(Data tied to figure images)
◆ ◆ ◆
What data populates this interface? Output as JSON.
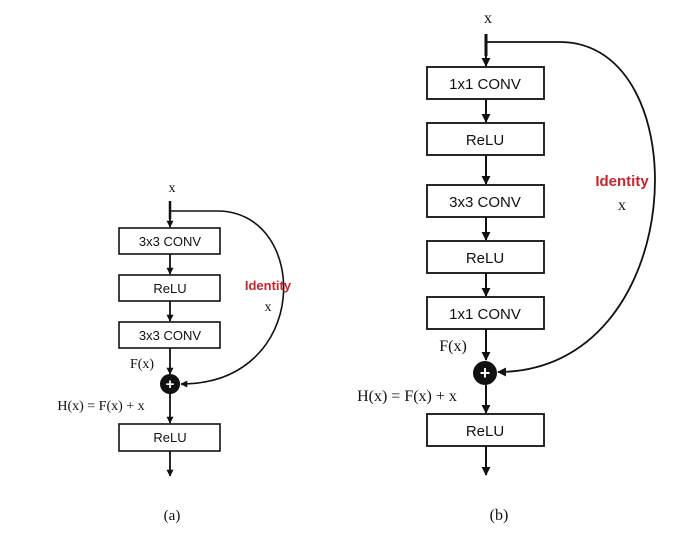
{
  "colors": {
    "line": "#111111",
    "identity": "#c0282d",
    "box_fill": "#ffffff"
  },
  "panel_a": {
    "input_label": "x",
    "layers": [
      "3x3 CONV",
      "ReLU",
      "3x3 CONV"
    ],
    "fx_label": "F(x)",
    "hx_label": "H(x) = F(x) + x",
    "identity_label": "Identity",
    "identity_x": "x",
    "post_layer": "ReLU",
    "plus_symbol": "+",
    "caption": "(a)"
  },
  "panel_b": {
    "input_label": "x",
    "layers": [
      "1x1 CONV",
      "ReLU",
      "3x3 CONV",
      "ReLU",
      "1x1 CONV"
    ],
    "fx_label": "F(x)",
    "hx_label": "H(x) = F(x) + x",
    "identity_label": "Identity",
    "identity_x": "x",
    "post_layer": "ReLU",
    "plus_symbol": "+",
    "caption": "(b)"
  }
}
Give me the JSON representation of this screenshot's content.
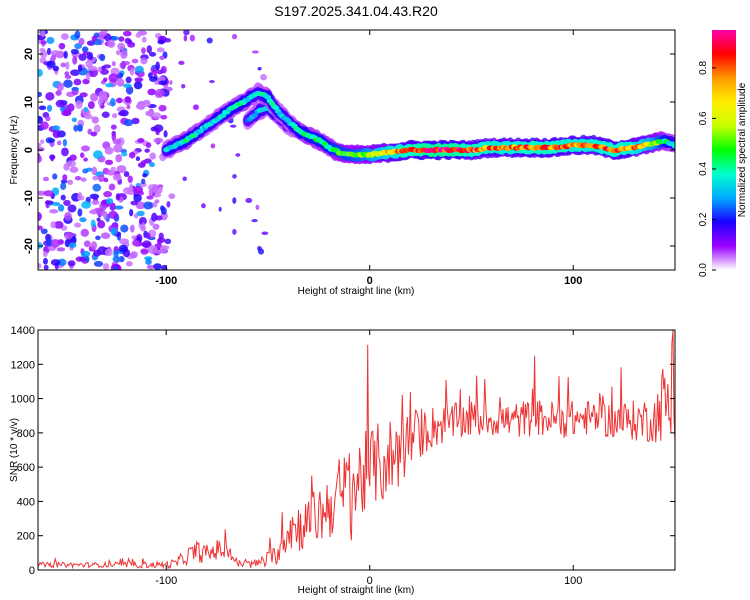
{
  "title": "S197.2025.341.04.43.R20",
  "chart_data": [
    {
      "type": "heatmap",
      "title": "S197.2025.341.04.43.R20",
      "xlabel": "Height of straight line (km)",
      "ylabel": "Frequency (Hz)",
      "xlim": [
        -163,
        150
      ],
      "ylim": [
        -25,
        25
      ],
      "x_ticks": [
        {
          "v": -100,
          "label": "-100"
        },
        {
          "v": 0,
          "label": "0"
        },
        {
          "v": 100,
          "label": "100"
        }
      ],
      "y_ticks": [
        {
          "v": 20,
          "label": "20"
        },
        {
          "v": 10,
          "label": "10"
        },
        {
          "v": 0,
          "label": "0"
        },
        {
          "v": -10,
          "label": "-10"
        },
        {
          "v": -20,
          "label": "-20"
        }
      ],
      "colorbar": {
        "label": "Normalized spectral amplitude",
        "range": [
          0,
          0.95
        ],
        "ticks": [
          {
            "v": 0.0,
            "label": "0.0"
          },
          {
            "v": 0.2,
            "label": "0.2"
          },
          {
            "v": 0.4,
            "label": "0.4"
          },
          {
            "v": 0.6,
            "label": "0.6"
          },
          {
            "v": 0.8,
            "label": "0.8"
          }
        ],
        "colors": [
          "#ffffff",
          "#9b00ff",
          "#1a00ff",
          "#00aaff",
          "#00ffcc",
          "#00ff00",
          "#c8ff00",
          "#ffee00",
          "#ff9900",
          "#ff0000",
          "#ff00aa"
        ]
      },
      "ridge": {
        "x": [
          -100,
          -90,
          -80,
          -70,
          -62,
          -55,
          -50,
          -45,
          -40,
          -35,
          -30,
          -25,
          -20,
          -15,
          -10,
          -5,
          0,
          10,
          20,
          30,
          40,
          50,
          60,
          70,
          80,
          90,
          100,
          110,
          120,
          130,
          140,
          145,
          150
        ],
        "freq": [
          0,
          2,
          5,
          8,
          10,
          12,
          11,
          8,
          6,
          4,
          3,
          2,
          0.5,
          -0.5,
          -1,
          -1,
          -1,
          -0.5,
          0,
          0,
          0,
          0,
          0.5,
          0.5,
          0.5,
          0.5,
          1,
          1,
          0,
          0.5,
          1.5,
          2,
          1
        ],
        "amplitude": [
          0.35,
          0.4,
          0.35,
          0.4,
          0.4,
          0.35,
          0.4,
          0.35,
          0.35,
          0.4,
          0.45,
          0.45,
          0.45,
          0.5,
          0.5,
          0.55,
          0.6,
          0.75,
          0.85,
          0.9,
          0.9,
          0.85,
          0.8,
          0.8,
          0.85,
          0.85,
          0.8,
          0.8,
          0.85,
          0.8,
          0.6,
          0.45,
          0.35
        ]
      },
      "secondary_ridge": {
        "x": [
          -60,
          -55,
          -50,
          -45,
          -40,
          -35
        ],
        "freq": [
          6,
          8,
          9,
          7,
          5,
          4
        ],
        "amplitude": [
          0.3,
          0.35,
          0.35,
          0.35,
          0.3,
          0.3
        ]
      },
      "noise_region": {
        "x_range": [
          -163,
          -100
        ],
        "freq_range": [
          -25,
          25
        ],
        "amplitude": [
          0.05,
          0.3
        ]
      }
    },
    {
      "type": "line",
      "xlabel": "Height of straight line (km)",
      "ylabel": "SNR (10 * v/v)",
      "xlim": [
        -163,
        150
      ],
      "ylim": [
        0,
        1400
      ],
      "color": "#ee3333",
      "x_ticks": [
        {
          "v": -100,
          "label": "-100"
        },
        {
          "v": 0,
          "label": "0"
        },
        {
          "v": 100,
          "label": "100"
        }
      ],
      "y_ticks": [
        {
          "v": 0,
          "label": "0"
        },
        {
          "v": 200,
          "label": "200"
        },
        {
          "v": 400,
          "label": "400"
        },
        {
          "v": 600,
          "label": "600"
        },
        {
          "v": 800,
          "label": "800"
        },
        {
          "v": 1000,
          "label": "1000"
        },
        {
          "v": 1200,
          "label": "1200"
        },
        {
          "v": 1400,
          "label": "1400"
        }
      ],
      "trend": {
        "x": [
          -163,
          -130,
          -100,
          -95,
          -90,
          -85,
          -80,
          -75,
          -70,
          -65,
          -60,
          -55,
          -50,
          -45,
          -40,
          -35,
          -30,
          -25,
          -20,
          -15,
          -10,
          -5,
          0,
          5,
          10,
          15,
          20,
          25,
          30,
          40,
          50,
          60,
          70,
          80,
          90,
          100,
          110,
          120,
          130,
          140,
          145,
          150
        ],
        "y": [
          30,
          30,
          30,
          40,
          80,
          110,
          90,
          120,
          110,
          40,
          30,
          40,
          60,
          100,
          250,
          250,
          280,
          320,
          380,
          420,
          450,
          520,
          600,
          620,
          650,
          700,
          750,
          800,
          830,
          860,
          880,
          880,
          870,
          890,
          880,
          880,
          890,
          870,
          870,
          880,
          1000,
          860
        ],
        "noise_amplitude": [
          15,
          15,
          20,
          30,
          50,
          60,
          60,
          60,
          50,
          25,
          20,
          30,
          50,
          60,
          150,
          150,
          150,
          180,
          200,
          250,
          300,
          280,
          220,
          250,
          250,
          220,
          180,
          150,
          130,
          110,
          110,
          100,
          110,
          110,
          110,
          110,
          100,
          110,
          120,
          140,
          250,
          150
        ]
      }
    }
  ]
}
◆ ◆ ◆
Your task is to reproduce all of the material exactly. The pictures stay out.

> Answer for the task
What data populates this interface? Output as JSON.
{
  "colors": {
    "line": "#111111",
    "identity": "#c0282d",
    "box_fill": "#ffffff"
  },
  "panel_a": {
    "input_label": "x",
    "layers": [
      "3x3 CONV",
      "ReLU",
      "3x3 CONV"
    ],
    "fx_label": "F(x)",
    "hx_label": "H(x) = F(x) + x",
    "identity_label": "Identity",
    "identity_x": "x",
    "post_layer": "ReLU",
    "plus_symbol": "+",
    "caption": "(a)"
  },
  "panel_b": {
    "input_label": "x",
    "layers": [
      "1x1 CONV",
      "ReLU",
      "3x3 CONV",
      "ReLU",
      "1x1 CONV"
    ],
    "fx_label": "F(x)",
    "hx_label": "H(x) = F(x) + x",
    "identity_label": "Identity",
    "identity_x": "x",
    "post_layer": "ReLU",
    "plus_symbol": "+",
    "caption": "(b)"
  }
}
Give me the JSON representation of this screenshot's content.
{
  "title": "S197.2025.341.04.43.R20",
  "chart_data": [
    {
      "type": "heatmap",
      "title": "S197.2025.341.04.43.R20",
      "xlabel": "Height of straight line (km)",
      "ylabel": "Frequency (Hz)",
      "xlim": [
        -163,
        150
      ],
      "ylim": [
        -25,
        25
      ],
      "x_ticks": [
        {
          "v": -100,
          "label": "-100"
        },
        {
          "v": 0,
          "label": "0"
        },
        {
          "v": 100,
          "label": "100"
        }
      ],
      "y_ticks": [
        {
          "v": 20,
          "label": "20"
        },
        {
          "v": 10,
          "label": "10"
        },
        {
          "v": 0,
          "label": "0"
        },
        {
          "v": -10,
          "label": "-10"
        },
        {
          "v": -20,
          "label": "-20"
        }
      ],
      "colorbar": {
        "label": "Normalized spectral amplitude",
        "range": [
          0,
          0.95
        ],
        "ticks": [
          {
            "v": 0.0,
            "label": "0.0"
          },
          {
            "v": 0.2,
            "label": "0.2"
          },
          {
            "v": 0.4,
            "label": "0.4"
          },
          {
            "v": 0.6,
            "label": "0.6"
          },
          {
            "v": 0.8,
            "label": "0.8"
          }
        ],
        "colors": [
          "#ffffff",
          "#9b00ff",
          "#1a00ff",
          "#00aaff",
          "#00ffcc",
          "#00ff00",
          "#c8ff00",
          "#ffee00",
          "#ff9900",
          "#ff0000",
          "#ff00aa"
        ]
      },
      "ridge": {
        "x": [
          -100,
          -90,
          -80,
          -70,
          -62,
          -55,
          -50,
          -45,
          -40,
          -35,
          -30,
          -25,
          -20,
          -15,
          -10,
          -5,
          0,
          10,
          20,
          30,
          40,
          50,
          60,
          70,
          80,
          90,
          100,
          110,
          120,
          130,
          140,
          145,
          150
        ],
        "freq": [
          0,
          2,
          5,
          8,
          10,
          12,
          11,
          8,
          6,
          4,
          3,
          2,
          0.5,
          -0.5,
          -1,
          -1,
          -1,
          -0.5,
          0,
          0,
          0,
          0,
          0.5,
          0.5,
          0.5,
          0.5,
          1,
          1,
          0,
          0.5,
          1.5,
          2,
          1
        ],
        "amplitude": [
          0.35,
          0.4,
          0.35,
          0.4,
          0.4,
          0.35,
          0.4,
          0.35,
          0.35,
          0.4,
          0.45,
          0.45,
          0.45,
          0.5,
          0.5,
          0.55,
          0.6,
          0.75,
          0.85,
          0.9,
          0.9,
          0.85,
          0.8,
          0.8,
          0.85,
          0.85,
          0.8,
          0.8,
          0.85,
          0.8,
          0.6,
          0.45,
          0.35
        ]
      },
      "secondary_ridge": {
        "x": [
          -60,
          -55,
          -50,
          -45,
          -40,
          -35
        ],
        "freq": [
          6,
          8,
          9,
          7,
          5,
          4
        ],
        "amplitude": [
          0.3,
          0.35,
          0.35,
          0.35,
          0.3,
          0.3
        ]
      },
      "noise_region": {
        "x_range": [
          -163,
          -100
        ],
        "freq_range": [
          -25,
          25
        ],
        "amplitude": [
          0.05,
          0.3
        ]
      }
    },
    {
      "type": "line",
      "xlabel": "Height of straight line (km)",
      "ylabel": "SNR (10 * v/v)",
      "xlim": [
        -163,
        150
      ],
      "ylim": [
        0,
        1400
      ],
      "color": "#ee3333",
      "x_ticks": [
        {
          "v": -100,
          "label": "-100"
        },
        {
          "v": 0,
          "label": "0"
        },
        {
          "v": 100,
          "label": "100"
        }
      ],
      "y_ticks": [
        {
          "v": 0,
          "label": "0"
        },
        {
          "v": 200,
          "label": "200"
        },
        {
          "v": 400,
          "label": "400"
        },
        {
          "v": 600,
          "label": "600"
        },
        {
          "v": 800,
          "label": "800"
        },
        {
          "v": 1000,
          "label": "1000"
        },
        {
          "v": 1200,
          "label": "1200"
        },
        {
          "v": 1400,
          "label": "1400"
        }
      ],
      "trend": {
        "x": [
          -163,
          -130,
          -100,
          -95,
          -90,
          -85,
          -80,
          -75,
          -70,
          -65,
          -60,
          -55,
          -50,
          -45,
          -40,
          -35,
          -30,
          -25,
          -20,
          -15,
          -10,
          -5,
          0,
          5,
          10,
          15,
          20,
          25,
          30,
          40,
          50,
          60,
          70,
          80,
          90,
          100,
          110,
          120,
          130,
          140,
          145,
          150
        ],
        "y": [
          30,
          30,
          30,
          40,
          80,
          110,
          90,
          120,
          110,
          40,
          30,
          40,
          60,
          100,
          250,
          250,
          280,
          320,
          380,
          420,
          450,
          520,
          600,
          620,
          650,
          700,
          750,
          800,
          830,
          860,
          880,
          880,
          870,
          890,
          880,
          880,
          890,
          870,
          870,
          880,
          1000,
          860
        ],
        "noise_amplitude": [
          15,
          15,
          20,
          30,
          50,
          60,
          60,
          60,
          50,
          25,
          20,
          30,
          50,
          60,
          150,
          150,
          150,
          180,
          200,
          250,
          300,
          280,
          220,
          250,
          250,
          220,
          180,
          150,
          130,
          110,
          110,
          100,
          110,
          110,
          110,
          110,
          100,
          110,
          120,
          140,
          250,
          150
        ]
      }
    }
  ]
}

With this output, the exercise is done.